Task description: Everything in the data should be repeated exactly, save for the images.

Task data:

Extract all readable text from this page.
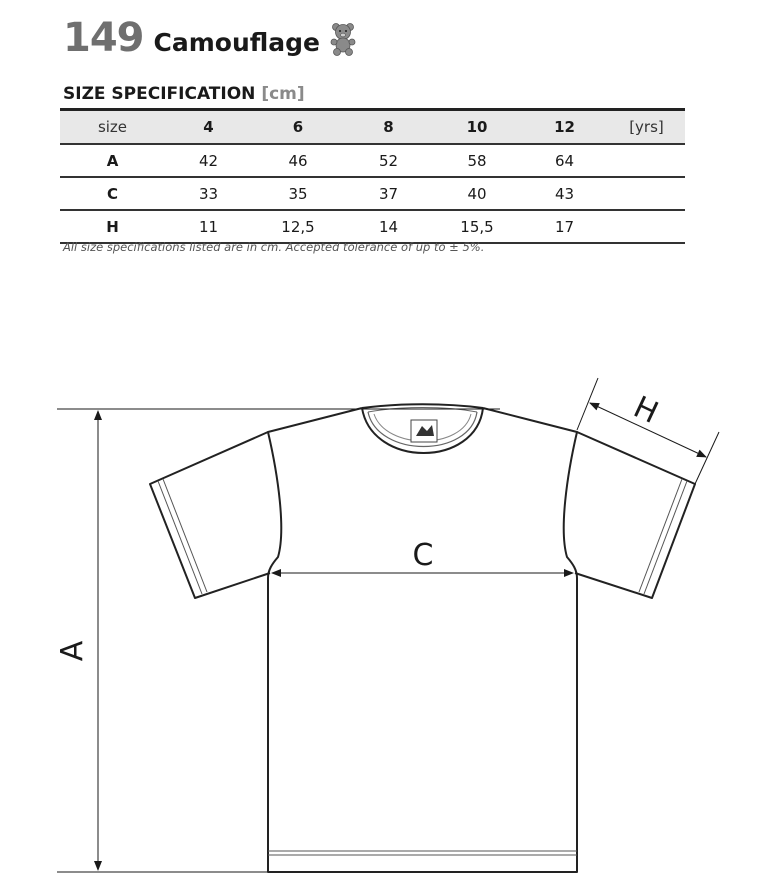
149 Camouflage
SIZE SPECIFICATION [cm]
size	4	6	8	10	12	[yrs]
A	42	46	52	58	64	
C	33	35	37	40	43	
H	11	12,5	14	15,5	17	
All size specifications listed are in cm. Accepted tolerance of up to ± 5%.
A
C
H
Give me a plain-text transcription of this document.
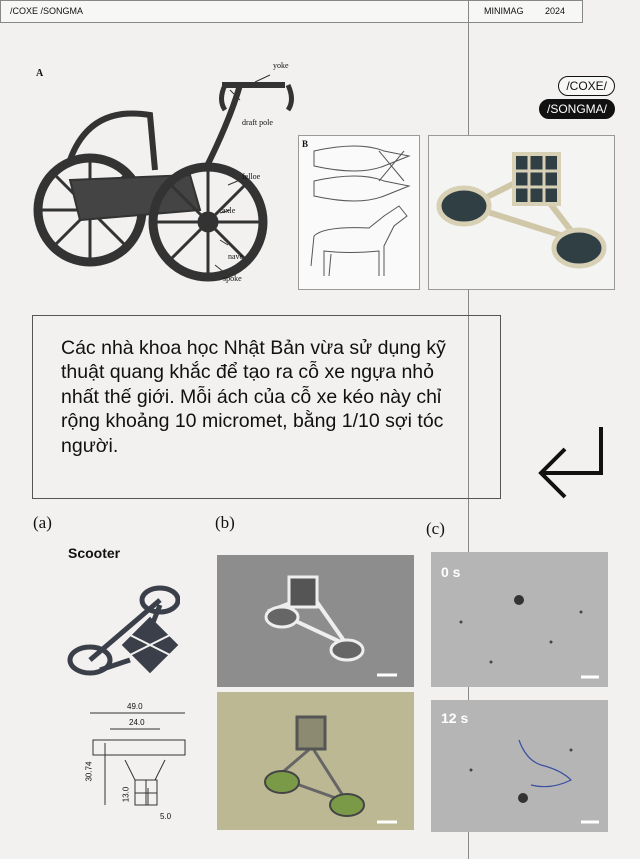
/COXE /SONGMA	MINIMAG 2024
/COXE/
/SONGMA/
A
yoke
draft pole
felloe
axle
nave
spoke
B

Các nhà khoa học Nhật Bản vừa sử dụng kỹ thuật quang khắc để tạo ra cỗ xe ngựa nhỏ nhất thế giới. Mỗi ách của cỗ xe kéo này chỉ rộng khoảng 10 micromet, bằng 1/10 sợi tóc người.

(a)	(b)	(c)
Scooter
49.0
24.0
30.74
13.0
5.0
0 s
12 s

Full solution:
Extract all readable text from this page.
149 Camouflage
SIZE SPECIFICATION [cm]
size	4	6	8	10	12	[yrs]
A	42	46	52	58	64	
C	33	35	37	40	43	
H	11	12,5	14	15,5	17	
All size specifications listed are in cm. Accepted tolerance of up to ± 5%.
A
C
H
Give me a plain-text transcription of this document.
/COXE /SONGMA	MINIMAG 2024
/COXE/
/SONGMA/
A
yoke
draft pole
felloe
axle
nave
spoke
B

Các nhà khoa học Nhật Bản vừa sử dụng kỹ thuật quang khắc để tạo ra cỗ xe ngựa nhỏ nhất thế giới. Mỗi ách của cỗ xe kéo này chỉ rộng khoảng 10 micromet, bằng 1/10 sợi tóc người.

(a)	(b)	(c)
Scooter
49.0
24.0
30.74
13.0
5.0
0 s
12 s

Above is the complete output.